[Dataset items]
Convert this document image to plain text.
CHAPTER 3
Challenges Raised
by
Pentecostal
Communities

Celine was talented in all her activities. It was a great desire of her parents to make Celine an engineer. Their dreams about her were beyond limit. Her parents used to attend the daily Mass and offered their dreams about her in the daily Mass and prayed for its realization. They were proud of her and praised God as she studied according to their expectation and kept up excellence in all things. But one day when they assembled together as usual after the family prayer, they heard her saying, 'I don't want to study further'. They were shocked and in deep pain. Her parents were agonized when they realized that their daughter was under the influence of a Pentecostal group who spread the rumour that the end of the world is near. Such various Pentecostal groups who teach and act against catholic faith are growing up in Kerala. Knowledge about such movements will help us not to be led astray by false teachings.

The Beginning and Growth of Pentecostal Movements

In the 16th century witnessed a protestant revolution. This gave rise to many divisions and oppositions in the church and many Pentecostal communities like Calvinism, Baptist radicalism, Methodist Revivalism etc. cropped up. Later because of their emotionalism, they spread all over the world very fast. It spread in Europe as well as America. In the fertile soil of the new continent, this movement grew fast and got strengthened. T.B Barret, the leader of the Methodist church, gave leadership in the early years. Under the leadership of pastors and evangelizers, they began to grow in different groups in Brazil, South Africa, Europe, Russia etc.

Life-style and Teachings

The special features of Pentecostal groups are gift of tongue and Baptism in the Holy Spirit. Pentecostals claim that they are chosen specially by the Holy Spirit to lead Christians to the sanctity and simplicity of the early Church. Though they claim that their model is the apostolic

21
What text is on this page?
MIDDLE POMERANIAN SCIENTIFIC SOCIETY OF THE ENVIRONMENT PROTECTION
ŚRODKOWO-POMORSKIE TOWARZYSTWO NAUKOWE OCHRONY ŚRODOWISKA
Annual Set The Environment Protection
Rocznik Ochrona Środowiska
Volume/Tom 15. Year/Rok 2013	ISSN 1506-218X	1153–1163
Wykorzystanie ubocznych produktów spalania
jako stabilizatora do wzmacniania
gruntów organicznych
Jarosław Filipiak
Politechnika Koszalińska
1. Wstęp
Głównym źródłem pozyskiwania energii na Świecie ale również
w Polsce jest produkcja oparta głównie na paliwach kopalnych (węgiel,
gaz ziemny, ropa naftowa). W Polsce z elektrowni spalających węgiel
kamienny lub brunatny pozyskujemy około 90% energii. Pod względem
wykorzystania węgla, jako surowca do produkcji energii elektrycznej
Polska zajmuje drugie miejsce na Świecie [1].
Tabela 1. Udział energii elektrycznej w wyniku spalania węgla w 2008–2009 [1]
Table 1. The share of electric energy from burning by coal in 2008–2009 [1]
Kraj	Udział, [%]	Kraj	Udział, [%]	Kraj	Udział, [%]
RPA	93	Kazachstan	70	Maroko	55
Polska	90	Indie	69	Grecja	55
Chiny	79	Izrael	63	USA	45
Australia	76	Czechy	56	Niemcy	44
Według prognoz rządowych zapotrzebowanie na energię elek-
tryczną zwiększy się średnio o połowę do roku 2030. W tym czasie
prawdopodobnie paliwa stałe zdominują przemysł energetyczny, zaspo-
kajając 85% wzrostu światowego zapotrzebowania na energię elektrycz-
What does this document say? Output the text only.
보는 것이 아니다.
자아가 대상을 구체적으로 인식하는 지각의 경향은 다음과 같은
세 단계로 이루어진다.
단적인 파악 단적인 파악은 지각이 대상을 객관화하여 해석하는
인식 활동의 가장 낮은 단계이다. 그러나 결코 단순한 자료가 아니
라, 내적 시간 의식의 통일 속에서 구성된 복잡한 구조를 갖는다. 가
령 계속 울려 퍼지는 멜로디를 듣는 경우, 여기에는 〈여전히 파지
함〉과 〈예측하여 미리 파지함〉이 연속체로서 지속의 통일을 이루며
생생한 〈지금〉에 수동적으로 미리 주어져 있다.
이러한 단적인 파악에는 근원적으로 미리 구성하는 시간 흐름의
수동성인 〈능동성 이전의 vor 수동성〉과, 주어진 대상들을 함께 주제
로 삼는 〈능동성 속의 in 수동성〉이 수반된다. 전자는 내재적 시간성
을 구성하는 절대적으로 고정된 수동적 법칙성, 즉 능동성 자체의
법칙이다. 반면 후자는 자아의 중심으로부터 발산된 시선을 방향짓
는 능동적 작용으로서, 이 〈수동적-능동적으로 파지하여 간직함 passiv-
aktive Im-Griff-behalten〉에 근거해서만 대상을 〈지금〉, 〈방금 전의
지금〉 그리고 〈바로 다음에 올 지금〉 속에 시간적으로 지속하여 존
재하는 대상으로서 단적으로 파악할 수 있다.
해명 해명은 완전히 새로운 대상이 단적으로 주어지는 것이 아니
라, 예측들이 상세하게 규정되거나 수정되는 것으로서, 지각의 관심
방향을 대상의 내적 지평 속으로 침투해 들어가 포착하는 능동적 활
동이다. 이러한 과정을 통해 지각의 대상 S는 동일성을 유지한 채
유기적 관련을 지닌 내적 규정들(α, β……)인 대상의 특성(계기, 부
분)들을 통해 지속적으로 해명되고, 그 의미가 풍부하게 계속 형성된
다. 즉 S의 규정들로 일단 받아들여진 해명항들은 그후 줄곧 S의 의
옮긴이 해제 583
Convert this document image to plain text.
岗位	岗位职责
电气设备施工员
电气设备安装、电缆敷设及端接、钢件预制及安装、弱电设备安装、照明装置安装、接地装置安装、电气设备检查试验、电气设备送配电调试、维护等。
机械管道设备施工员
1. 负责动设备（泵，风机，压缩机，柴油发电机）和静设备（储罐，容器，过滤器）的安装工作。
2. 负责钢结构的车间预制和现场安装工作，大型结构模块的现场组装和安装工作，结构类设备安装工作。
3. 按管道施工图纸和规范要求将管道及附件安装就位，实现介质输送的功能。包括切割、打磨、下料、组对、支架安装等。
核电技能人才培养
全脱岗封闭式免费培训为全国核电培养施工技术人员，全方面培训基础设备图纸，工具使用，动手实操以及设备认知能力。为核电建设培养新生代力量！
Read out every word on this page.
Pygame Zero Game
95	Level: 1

_CHALLENGE_
Each entry above is to be set down again in exactly the same words.

_TASK SOLUTION_
Convert this document image to plain text.
CHAPTER 3
Challenges Raised
by
Pentecostal
Communities

Celine was talented in all her activities. It was a great desire of her parents to make Celine an engineer. Their dreams about her were beyond limit. Her parents used to attend the daily Mass and offered their dreams about her in the daily Mass and prayed for its realization. They were proud of her and praised God as she studied according to their expectation and kept up excellence in all things. But one day when they assembled together as usual after the family prayer, they heard her saying, 'I don't want to study further'. They were shocked and in deep pain. Her parents were agonized when they realized that their daughter was under the influence of a Pentecostal group who spread the rumour that the end of the world is near. Such various Pentecostal groups who teach and act against catholic faith are growing up in Kerala. Knowledge about such movements will help us not to be led astray by false teachings.

The Beginning and Growth of Pentecostal Movements

In the 16th century witnessed a protestant revolution. This gave rise to many divisions and oppositions in the church and many Pentecostal communities like Calvinism, Baptist radicalism, Methodist Revivalism etc. cropped up. Later because of their emotionalism, they spread all over the world very fast. It spread in Europe as well as America. In the fertile soil of the new continent, this movement grew fast and got strengthened. T.B Barret, the leader of the Methodist church, gave leadership in the early years. Under the leadership of pastors and evangelizers, they began to grow in different groups in Brazil, South Africa, Europe, Russia etc.

Life-style and Teachings

The special features of Pentecostal groups are gift of tongue and Baptism in the Holy Spirit. Pentecostals claim that they are chosen specially by the Holy Spirit to lead Christians to the sanctity and simplicity of the early Church. Though they claim that their model is the apostolic

21
What text is on this page?
MIDDLE POMERANIAN SCIENTIFIC SOCIETY OF THE ENVIRONMENT PROTECTION
ŚRODKOWO-POMORSKIE TOWARZYSTWO NAUKOWE OCHRONY ŚRODOWISKA
Annual Set The Environment Protection
Rocznik Ochrona Środowiska
Volume/Tom 15. Year/Rok 2013	ISSN 1506-218X	1153–1163
Wykorzystanie ubocznych produktów spalania
jako stabilizatora do wzmacniania
gruntów organicznych
Jarosław Filipiak
Politechnika Koszalińska
1. Wstęp
Głównym źródłem pozyskiwania energii na Świecie ale również
w Polsce jest produkcja oparta głównie na paliwach kopalnych (węgiel,
gaz ziemny, ropa naftowa). W Polsce z elektrowni spalających węgiel
kamienny lub brunatny pozyskujemy około 90% energii. Pod względem
wykorzystania węgla, jako surowca do produkcji energii elektrycznej
Polska zajmuje drugie miejsce na Świecie [1].
Tabela 1. Udział energii elektrycznej w wyniku spalania węgla w 2008–2009 [1]
Table 1. The share of electric energy from burning by coal in 2008–2009 [1]
Kraj	Udział, [%]	Kraj	Udział, [%]	Kraj	Udział, [%]
RPA	93	Kazachstan	70	Maroko	55
Polska	90	Indie	69	Grecja	55
Chiny	79	Izrael	63	USA	45
Australia	76	Czechy	56	Niemcy	44
Według prognoz rządowych zapotrzebowanie na energię elek-
tryczną zwiększy się średnio o połowę do roku 2030. W tym czasie
prawdopodobnie paliwa stałe zdominują przemysł energetyczny, zaspo-
kajając 85% wzrostu światowego zapotrzebowania na energię elektrycz-
What does this document say? Output the text only.
보는 것이 아니다.
자아가 대상을 구체적으로 인식하는 지각의 경향은 다음과 같은
세 단계로 이루어진다.
단적인 파악 단적인 파악은 지각이 대상을 객관화하여 해석하는
인식 활동의 가장 낮은 단계이다. 그러나 결코 단순한 자료가 아니
라, 내적 시간 의식의 통일 속에서 구성된 복잡한 구조를 갖는다. 가
령 계속 울려 퍼지는 멜로디를 듣는 경우, 여기에는 〈여전히 파지
함〉과 〈예측하여 미리 파지함〉이 연속체로서 지속의 통일을 이루며
생생한 〈지금〉에 수동적으로 미리 주어져 있다.
이러한 단적인 파악에는 근원적으로 미리 구성하는 시간 흐름의
수동성인 〈능동성 이전의 vor 수동성〉과, 주어진 대상들을 함께 주제
로 삼는 〈능동성 속의 in 수동성〉이 수반된다. 전자는 내재적 시간성
을 구성하는 절대적으로 고정된 수동적 법칙성, 즉 능동성 자체의
법칙이다. 반면 후자는 자아의 중심으로부터 발산된 시선을 방향짓
는 능동적 작용으로서, 이 〈수동적-능동적으로 파지하여 간직함 passiv-
aktive Im-Griff-behalten〉에 근거해서만 대상을 〈지금〉, 〈방금 전의
지금〉 그리고 〈바로 다음에 올 지금〉 속에 시간적으로 지속하여 존
재하는 대상으로서 단적으로 파악할 수 있다.
해명 해명은 완전히 새로운 대상이 단적으로 주어지는 것이 아니
라, 예측들이 상세하게 규정되거나 수정되는 것으로서, 지각의 관심
방향을 대상의 내적 지평 속으로 침투해 들어가 포착하는 능동적 활
동이다. 이러한 과정을 통해 지각의 대상 S는 동일성을 유지한 채
유기적 관련을 지닌 내적 규정들(α, β……)인 대상의 특성(계기, 부
분)들을 통해 지속적으로 해명되고, 그 의미가 풍부하게 계속 형성된
다. 즉 S의 규정들로 일단 받아들여진 해명항들은 그후 줄곧 S의 의
옮긴이 해제 583
Convert this document image to plain text.
岗位	岗位职责
电气设备施工员
电气设备安装、电缆敷设及端接、钢件预制及安装、弱电设备安装、照明装置安装、接地装置安装、电气设备检查试验、电气设备送配电调试、维护等。
机械管道设备施工员
1. 负责动设备（泵，风机，压缩机，柴油发电机）和静设备（储罐，容器，过滤器）的安装工作。
2. 负责钢结构的车间预制和现场安装工作，大型结构模块的现场组装和安装工作，结构类设备安装工作。
3. 按管道施工图纸和规范要求将管道及附件安装就位，实现介质输送的功能。包括切割、打磨、下料、组对、支架安装等。
核电技能人才培养
全脱岗封闭式免费培训为全国核电培养施工技术人员，全方面培训基础设备图纸，工具使用，动手实操以及设备认知能力。为核电建设培养新生代力量！
Read out every word on this page.
Pygame Zero Game
95	Level: 1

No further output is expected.